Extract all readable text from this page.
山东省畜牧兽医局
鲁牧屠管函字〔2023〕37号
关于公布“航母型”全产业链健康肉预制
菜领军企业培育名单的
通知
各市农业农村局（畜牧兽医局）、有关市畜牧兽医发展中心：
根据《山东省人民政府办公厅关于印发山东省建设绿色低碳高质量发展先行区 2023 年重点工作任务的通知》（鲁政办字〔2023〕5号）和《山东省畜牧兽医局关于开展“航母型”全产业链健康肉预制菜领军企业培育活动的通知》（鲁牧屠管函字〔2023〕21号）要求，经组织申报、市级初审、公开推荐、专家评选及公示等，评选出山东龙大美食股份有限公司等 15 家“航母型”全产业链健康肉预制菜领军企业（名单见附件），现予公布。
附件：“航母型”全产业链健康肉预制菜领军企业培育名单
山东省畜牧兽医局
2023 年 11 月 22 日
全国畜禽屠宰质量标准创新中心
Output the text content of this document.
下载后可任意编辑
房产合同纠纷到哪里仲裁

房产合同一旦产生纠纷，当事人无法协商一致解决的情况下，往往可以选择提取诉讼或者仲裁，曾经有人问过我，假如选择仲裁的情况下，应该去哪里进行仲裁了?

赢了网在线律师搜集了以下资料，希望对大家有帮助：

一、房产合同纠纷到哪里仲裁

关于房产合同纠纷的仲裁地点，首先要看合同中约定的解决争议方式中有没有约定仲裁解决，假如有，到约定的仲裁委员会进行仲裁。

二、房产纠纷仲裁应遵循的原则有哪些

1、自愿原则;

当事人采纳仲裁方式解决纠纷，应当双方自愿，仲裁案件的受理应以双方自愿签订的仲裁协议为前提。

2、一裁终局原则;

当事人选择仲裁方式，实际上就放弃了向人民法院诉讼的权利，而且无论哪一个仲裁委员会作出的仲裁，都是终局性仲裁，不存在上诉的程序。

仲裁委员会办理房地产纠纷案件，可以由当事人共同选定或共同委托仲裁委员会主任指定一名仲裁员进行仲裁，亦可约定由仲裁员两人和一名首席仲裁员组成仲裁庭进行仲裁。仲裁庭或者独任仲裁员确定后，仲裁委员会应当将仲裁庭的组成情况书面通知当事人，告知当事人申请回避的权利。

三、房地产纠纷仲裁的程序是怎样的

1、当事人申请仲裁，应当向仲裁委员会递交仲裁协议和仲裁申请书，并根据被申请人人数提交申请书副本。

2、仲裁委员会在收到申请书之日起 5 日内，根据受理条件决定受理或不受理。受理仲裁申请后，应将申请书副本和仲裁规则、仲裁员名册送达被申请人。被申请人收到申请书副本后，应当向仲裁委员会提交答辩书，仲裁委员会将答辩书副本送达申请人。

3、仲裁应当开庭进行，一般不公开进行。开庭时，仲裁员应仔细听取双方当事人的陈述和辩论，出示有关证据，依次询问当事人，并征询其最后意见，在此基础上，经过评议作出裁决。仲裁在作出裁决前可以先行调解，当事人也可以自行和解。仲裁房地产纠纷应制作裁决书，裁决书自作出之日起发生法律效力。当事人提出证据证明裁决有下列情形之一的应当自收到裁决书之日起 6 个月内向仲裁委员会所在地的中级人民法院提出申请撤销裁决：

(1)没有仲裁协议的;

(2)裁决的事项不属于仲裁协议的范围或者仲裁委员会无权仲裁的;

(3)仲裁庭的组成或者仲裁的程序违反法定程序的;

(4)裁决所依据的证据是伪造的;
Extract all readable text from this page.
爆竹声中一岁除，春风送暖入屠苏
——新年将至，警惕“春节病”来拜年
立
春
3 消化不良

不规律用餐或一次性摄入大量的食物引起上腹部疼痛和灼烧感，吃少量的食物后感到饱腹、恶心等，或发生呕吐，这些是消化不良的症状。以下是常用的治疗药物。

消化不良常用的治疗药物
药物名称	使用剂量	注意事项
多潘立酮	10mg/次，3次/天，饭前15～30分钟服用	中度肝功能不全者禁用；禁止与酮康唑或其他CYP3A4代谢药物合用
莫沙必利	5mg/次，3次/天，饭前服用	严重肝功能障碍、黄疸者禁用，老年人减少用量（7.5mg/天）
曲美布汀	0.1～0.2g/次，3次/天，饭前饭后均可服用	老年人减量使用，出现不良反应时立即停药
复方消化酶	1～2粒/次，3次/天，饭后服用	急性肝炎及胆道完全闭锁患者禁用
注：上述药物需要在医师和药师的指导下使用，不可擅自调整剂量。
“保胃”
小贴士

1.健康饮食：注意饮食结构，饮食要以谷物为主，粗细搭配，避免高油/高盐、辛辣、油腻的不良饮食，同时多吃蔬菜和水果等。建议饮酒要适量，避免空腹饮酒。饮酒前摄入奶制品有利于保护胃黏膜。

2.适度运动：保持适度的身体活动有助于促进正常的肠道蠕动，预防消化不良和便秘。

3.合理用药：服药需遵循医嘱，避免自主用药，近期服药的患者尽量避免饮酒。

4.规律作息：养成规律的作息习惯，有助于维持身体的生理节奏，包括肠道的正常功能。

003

----------

◆ **WRITTEN REQUEST**
Using the data above, reproduce every line exactly.

◆ **IN RESPONSE**
Extract all readable text from this page.
山东省畜牧兽医局
鲁牧屠管函字〔2023〕37号
关于公布“航母型”全产业链健康肉预制
菜领军企业培育名单的
通知
各市农业农村局（畜牧兽医局）、有关市畜牧兽医发展中心：
根据《山东省人民政府办公厅关于印发山东省建设绿色低碳高质量发展先行区 2023 年重点工作任务的通知》（鲁政办字〔2023〕5号）和《山东省畜牧兽医局关于开展“航母型”全产业链健康肉预制菜领军企业培育活动的通知》（鲁牧屠管函字〔2023〕21号）要求，经组织申报、市级初审、公开推荐、专家评选及公示等，评选出山东龙大美食股份有限公司等 15 家“航母型”全产业链健康肉预制菜领军企业（名单见附件），现予公布。
附件：“航母型”全产业链健康肉预制菜领军企业培育名单
山东省畜牧兽医局
2023 年 11 月 22 日
全国畜禽屠宰质量标准创新中心
Output the text content of this document.
下载后可任意编辑
房产合同纠纷到哪里仲裁

房产合同一旦产生纠纷，当事人无法协商一致解决的情况下，往往可以选择提取诉讼或者仲裁，曾经有人问过我，假如选择仲裁的情况下，应该去哪里进行仲裁了?

赢了网在线律师搜集了以下资料，希望对大家有帮助：

一、房产合同纠纷到哪里仲裁

关于房产合同纠纷的仲裁地点，首先要看合同中约定的解决争议方式中有没有约定仲裁解决，假如有，到约定的仲裁委员会进行仲裁。

二、房产纠纷仲裁应遵循的原则有哪些

1、自愿原则;

当事人采纳仲裁方式解决纠纷，应当双方自愿，仲裁案件的受理应以双方自愿签订的仲裁协议为前提。

2、一裁终局原则;

当事人选择仲裁方式，实际上就放弃了向人民法院诉讼的权利，而且无论哪一个仲裁委员会作出的仲裁，都是终局性仲裁，不存在上诉的程序。

仲裁委员会办理房地产纠纷案件，可以由当事人共同选定或共同委托仲裁委员会主任指定一名仲裁员进行仲裁，亦可约定由仲裁员两人和一名首席仲裁员组成仲裁庭进行仲裁。仲裁庭或者独任仲裁员确定后，仲裁委员会应当将仲裁庭的组成情况书面通知当事人，告知当事人申请回避的权利。

三、房地产纠纷仲裁的程序是怎样的

1、当事人申请仲裁，应当向仲裁委员会递交仲裁协议和仲裁申请书，并根据被申请人人数提交申请书副本。

2、仲裁委员会在收到申请书之日起 5 日内，根据受理条件决定受理或不受理。受理仲裁申请后，应将申请书副本和仲裁规则、仲裁员名册送达被申请人。被申请人收到申请书副本后，应当向仲裁委员会提交答辩书，仲裁委员会将答辩书副本送达申请人。

3、仲裁应当开庭进行，一般不公开进行。开庭时，仲裁员应仔细听取双方当事人的陈述和辩论，出示有关证据，依次询问当事人，并征询其最后意见，在此基础上，经过评议作出裁决。仲裁在作出裁决前可以先行调解，当事人也可以自行和解。仲裁房地产纠纷应制作裁决书，裁决书自作出之日起发生法律效力。当事人提出证据证明裁决有下列情形之一的应当自收到裁决书之日起 6 个月内向仲裁委员会所在地的中级人民法院提出申请撤销裁决：

(1)没有仲裁协议的;

(2)裁决的事项不属于仲裁协议的范围或者仲裁委员会无权仲裁的;

(3)仲裁庭的组成或者仲裁的程序违反法定程序的;

(4)裁决所依据的证据是伪造的;
Extract all readable text from this page.
爆竹声中一岁除，春风送暖入屠苏
——新年将至，警惕“春节病”来拜年
立
春
3 消化不良

不规律用餐或一次性摄入大量的食物引起上腹部疼痛和灼烧感，吃少量的食物后感到饱腹、恶心等，或发生呕吐，这些是消化不良的症状。以下是常用的治疗药物。

消化不良常用的治疗药物
药物名称	使用剂量	注意事项
多潘立酮	10mg/次，3次/天，饭前15～30分钟服用	中度肝功能不全者禁用；禁止与酮康唑或其他CYP3A4代谢药物合用
莫沙必利	5mg/次，3次/天，饭前服用	严重肝功能障碍、黄疸者禁用，老年人减少用量（7.5mg/天）
曲美布汀	0.1～0.2g/次，3次/天，饭前饭后均可服用	老年人减量使用，出现不良反应时立即停药
复方消化酶	1～2粒/次，3次/天，饭后服用	急性肝炎及胆道完全闭锁患者禁用
注：上述药物需要在医师和药师的指导下使用，不可擅自调整剂量。
“保胃”
小贴士

1.健康饮食：注意饮食结构，饮食要以谷物为主，粗细搭配，避免高油/高盐、辛辣、油腻的不良饮食，同时多吃蔬菜和水果等。建议饮酒要适量，避免空腹饮酒。饮酒前摄入奶制品有利于保护胃黏膜。

2.适度运动：保持适度的身体活动有助于促进正常的肠道蠕动，预防消化不良和便秘。

3.合理用药：服药需遵循医嘱，避免自主用药，近期服药的患者尽量避免饮酒。

4.规律作息：养成规律的作息习惯，有助于维持身体的生理节奏，包括肠道的正常功能。

003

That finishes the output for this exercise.